▸ Task objective:
Copy each line below that contains "digital".

▸ Dataset records:
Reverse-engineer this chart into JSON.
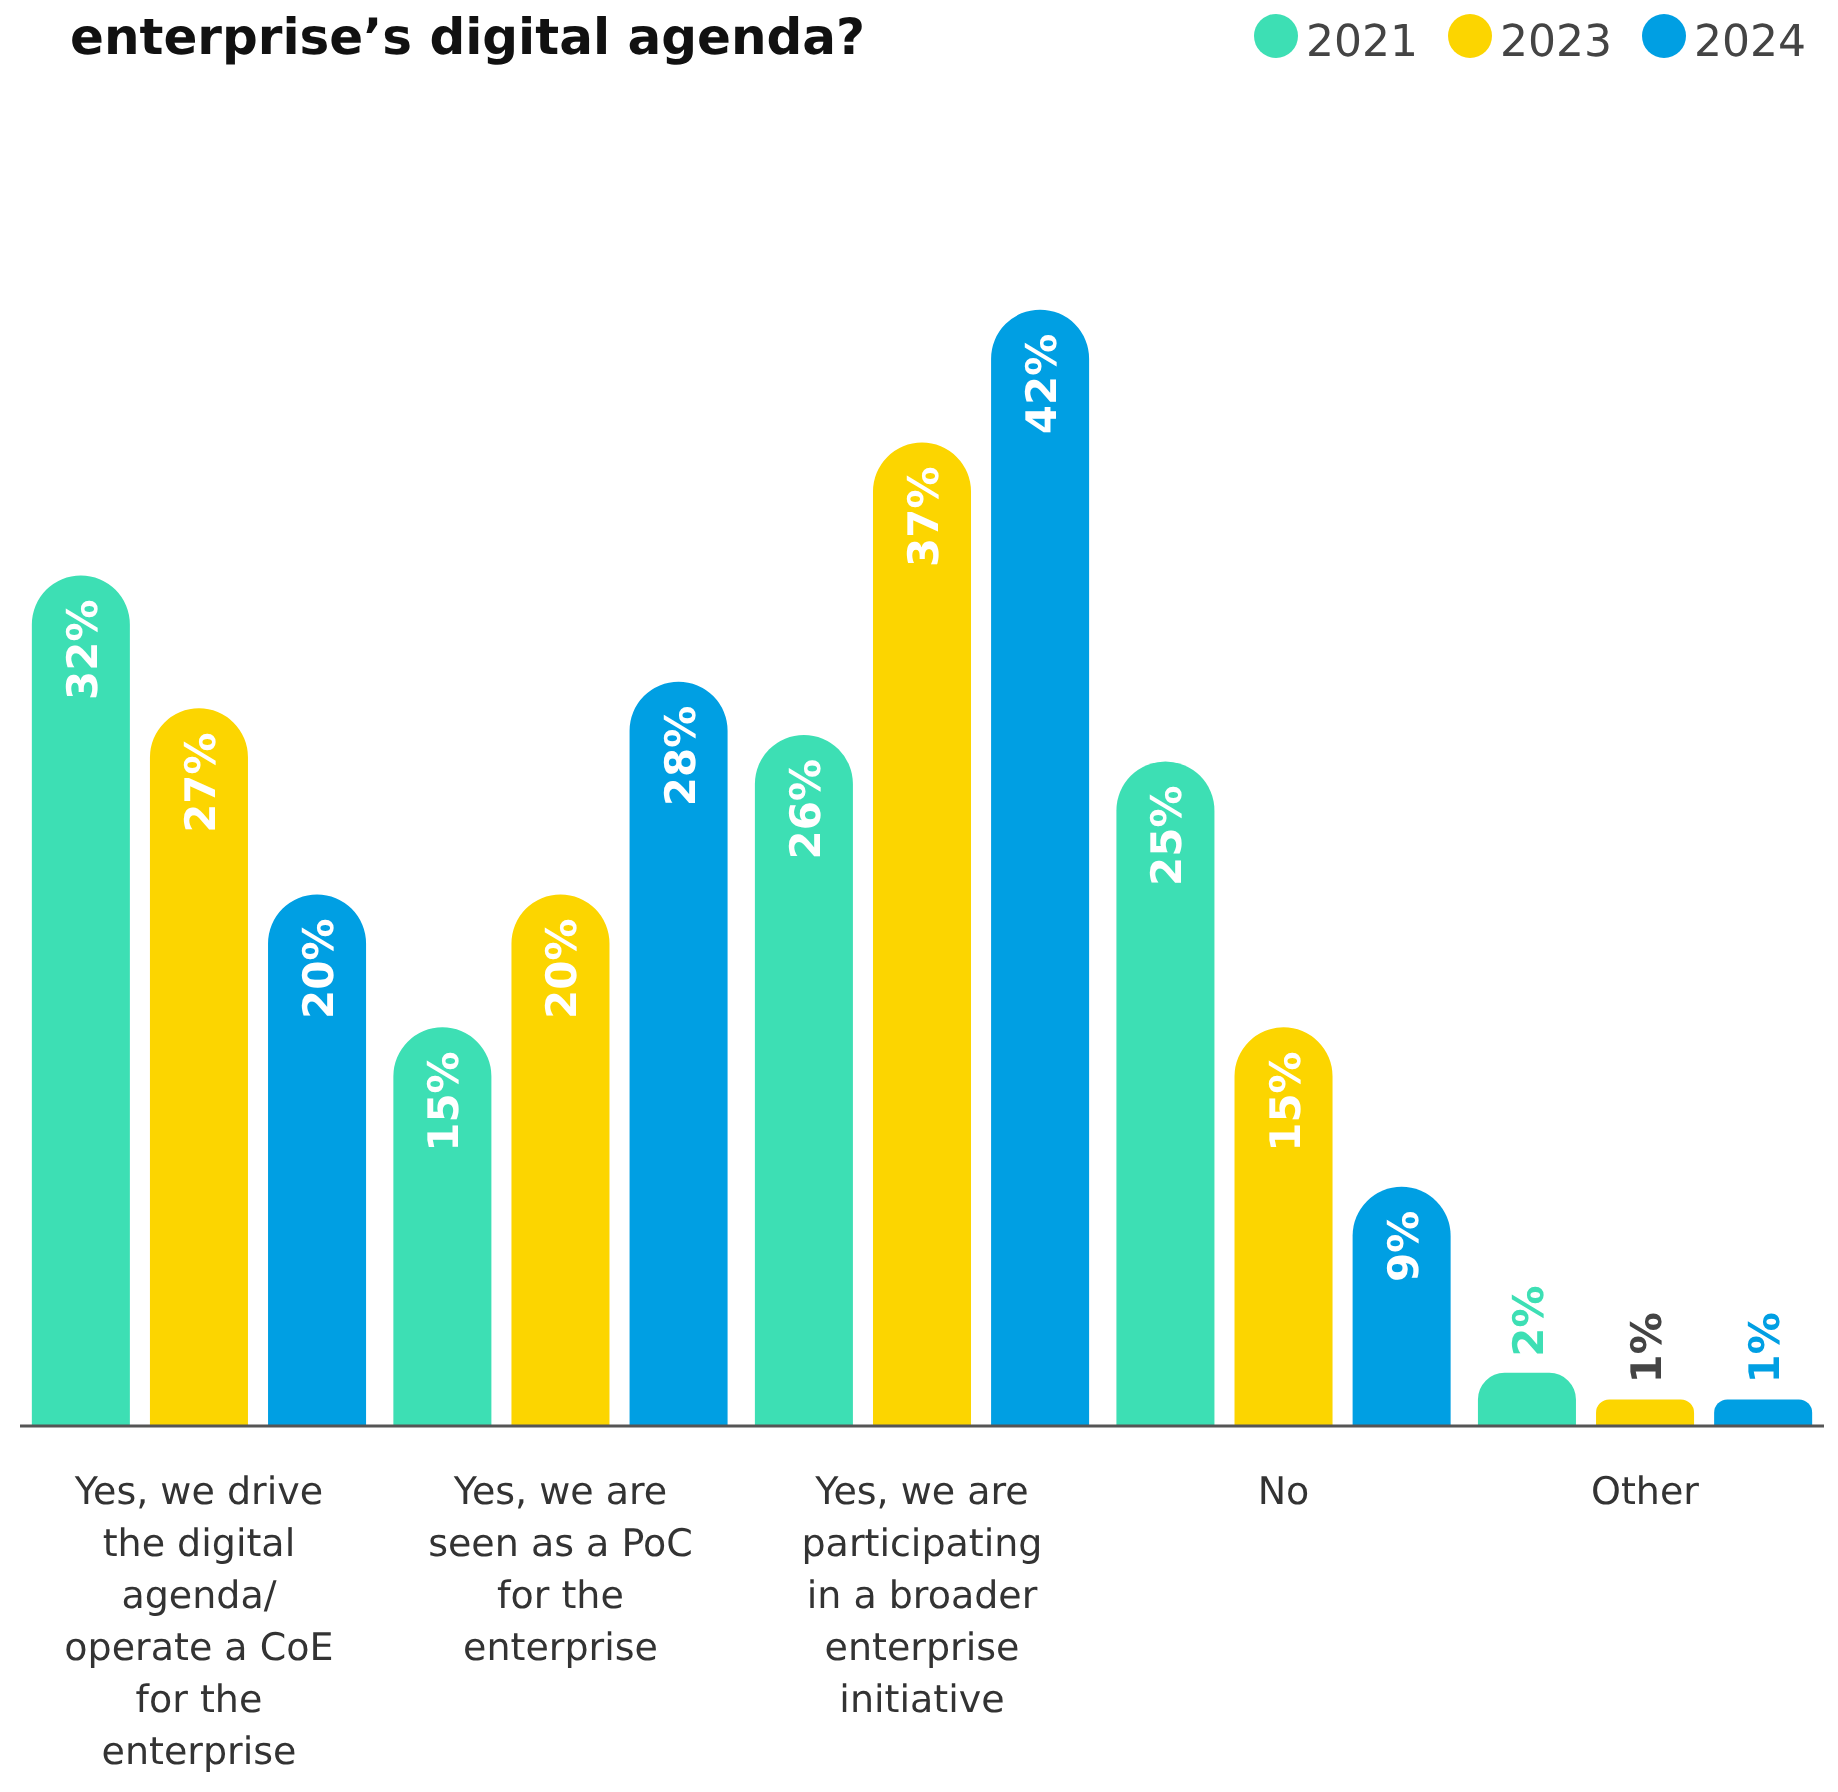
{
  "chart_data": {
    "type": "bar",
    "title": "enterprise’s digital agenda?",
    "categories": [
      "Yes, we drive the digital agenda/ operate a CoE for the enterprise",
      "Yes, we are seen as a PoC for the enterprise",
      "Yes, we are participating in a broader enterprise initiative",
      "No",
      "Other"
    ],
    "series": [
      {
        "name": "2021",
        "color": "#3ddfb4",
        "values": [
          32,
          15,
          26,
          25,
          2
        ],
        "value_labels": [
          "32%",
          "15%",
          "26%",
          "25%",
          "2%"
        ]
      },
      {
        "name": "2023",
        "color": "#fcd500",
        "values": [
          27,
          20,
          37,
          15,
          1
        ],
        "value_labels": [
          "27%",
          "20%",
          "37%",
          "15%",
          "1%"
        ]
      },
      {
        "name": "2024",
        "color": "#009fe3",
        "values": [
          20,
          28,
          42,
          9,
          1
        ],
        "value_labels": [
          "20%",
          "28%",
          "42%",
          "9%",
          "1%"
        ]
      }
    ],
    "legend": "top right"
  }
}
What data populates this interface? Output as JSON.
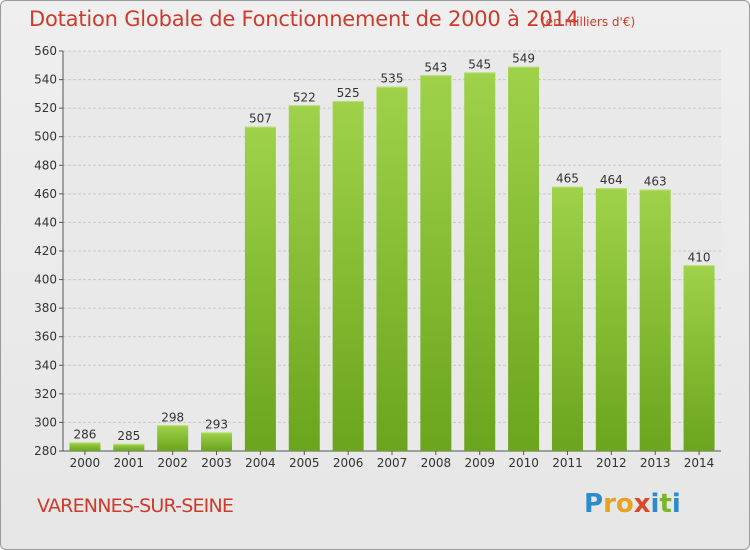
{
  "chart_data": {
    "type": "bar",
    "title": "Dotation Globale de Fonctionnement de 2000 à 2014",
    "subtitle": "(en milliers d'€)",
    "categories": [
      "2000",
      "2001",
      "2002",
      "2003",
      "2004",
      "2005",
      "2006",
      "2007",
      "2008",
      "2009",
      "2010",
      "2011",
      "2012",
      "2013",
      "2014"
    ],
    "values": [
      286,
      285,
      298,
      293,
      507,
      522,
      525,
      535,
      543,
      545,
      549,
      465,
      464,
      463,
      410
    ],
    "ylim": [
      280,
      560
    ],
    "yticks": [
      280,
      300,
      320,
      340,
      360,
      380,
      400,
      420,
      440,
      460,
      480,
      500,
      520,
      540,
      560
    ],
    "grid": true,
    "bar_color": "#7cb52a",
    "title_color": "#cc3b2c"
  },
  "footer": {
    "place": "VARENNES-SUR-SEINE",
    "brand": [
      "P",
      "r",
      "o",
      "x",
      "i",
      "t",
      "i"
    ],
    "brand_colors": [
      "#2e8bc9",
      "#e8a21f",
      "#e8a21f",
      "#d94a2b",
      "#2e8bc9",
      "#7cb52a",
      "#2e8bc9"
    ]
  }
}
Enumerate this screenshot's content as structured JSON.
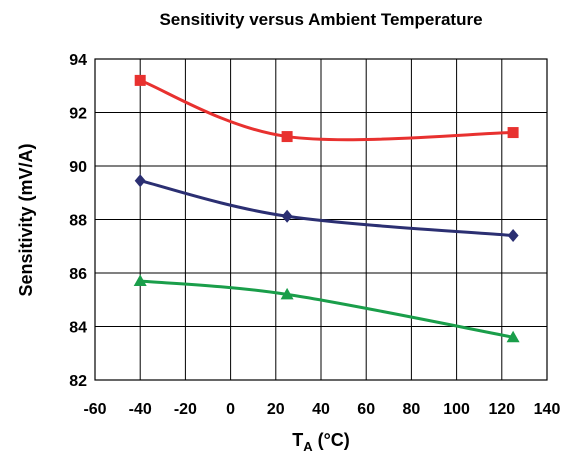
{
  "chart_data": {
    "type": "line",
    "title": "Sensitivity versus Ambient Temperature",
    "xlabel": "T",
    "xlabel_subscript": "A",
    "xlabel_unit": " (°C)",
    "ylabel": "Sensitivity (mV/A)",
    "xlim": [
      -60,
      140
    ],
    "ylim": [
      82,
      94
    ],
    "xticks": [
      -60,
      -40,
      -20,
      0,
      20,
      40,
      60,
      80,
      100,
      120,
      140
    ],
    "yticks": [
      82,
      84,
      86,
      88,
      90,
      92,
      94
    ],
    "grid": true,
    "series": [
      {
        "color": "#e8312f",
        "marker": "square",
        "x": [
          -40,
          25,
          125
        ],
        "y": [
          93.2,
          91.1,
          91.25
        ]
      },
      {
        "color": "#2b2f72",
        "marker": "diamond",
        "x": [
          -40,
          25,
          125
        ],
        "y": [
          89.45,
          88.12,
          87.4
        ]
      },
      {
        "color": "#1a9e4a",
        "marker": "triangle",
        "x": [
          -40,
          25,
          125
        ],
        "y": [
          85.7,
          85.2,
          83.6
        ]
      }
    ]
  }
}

▸ Problem solution:
    "title": "enterprise’s digital agenda?",
      "Yes, we drive the digital agenda/ operate a CoE for the enterprise",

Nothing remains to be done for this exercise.